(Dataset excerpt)
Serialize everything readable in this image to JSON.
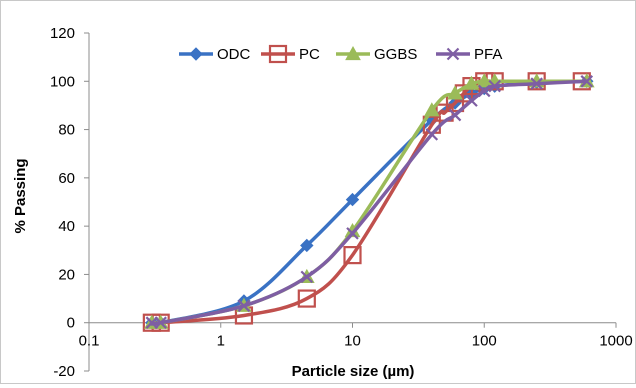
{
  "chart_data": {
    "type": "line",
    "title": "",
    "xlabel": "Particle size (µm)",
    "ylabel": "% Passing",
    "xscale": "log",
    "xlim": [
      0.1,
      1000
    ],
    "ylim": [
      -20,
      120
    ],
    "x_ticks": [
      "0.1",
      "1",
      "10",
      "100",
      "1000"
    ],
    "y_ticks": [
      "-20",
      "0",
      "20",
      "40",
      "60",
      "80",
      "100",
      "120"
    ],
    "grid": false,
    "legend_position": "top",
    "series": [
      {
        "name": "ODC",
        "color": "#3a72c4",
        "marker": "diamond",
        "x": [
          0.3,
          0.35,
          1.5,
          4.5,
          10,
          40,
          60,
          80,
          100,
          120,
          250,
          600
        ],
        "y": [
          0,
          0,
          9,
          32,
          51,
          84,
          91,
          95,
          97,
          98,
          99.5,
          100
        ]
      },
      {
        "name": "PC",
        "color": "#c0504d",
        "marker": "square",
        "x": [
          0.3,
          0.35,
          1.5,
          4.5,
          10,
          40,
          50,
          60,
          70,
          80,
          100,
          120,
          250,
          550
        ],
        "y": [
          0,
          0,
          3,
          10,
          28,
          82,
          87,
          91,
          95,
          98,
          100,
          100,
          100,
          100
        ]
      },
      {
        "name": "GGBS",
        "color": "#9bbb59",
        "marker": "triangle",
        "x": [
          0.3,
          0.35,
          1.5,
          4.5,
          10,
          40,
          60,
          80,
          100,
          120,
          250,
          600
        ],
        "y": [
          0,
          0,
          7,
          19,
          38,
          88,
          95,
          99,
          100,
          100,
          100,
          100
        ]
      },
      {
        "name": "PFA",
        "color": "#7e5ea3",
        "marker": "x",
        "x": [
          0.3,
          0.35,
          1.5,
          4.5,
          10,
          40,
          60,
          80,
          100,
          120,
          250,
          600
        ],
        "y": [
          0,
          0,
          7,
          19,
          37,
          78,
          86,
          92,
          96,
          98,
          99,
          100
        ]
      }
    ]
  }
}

--

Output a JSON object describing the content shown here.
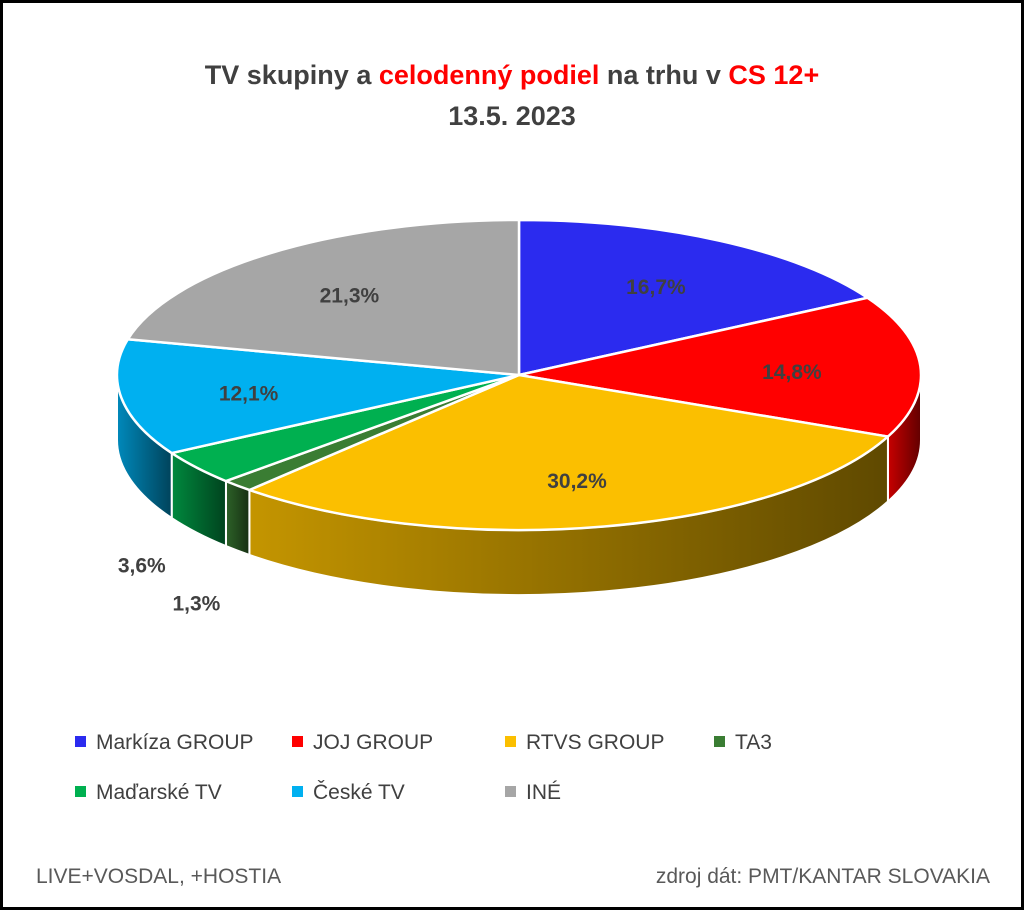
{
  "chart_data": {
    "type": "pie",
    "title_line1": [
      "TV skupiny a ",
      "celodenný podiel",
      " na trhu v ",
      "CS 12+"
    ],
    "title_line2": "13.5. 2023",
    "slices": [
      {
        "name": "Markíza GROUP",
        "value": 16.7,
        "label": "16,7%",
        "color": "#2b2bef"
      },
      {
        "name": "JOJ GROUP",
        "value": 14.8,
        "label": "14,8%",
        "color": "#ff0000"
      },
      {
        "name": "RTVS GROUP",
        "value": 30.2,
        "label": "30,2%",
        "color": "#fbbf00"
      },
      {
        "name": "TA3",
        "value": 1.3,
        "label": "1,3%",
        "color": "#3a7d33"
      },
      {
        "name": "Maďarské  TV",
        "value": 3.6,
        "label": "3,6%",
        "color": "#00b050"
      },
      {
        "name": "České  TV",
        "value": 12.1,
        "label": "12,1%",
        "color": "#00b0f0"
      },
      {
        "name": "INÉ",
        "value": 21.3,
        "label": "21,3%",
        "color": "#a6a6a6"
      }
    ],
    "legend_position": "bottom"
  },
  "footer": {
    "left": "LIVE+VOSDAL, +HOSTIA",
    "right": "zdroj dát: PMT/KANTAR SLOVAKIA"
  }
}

▶ _Stated problem_:
Review the material and copy each line in which the word "GROUP" appears.

▶ _Worked solution_:
        "name": "Markíza GROUP",
        "name": "JOJ GROUP",
        "name": "RTVS GROUP",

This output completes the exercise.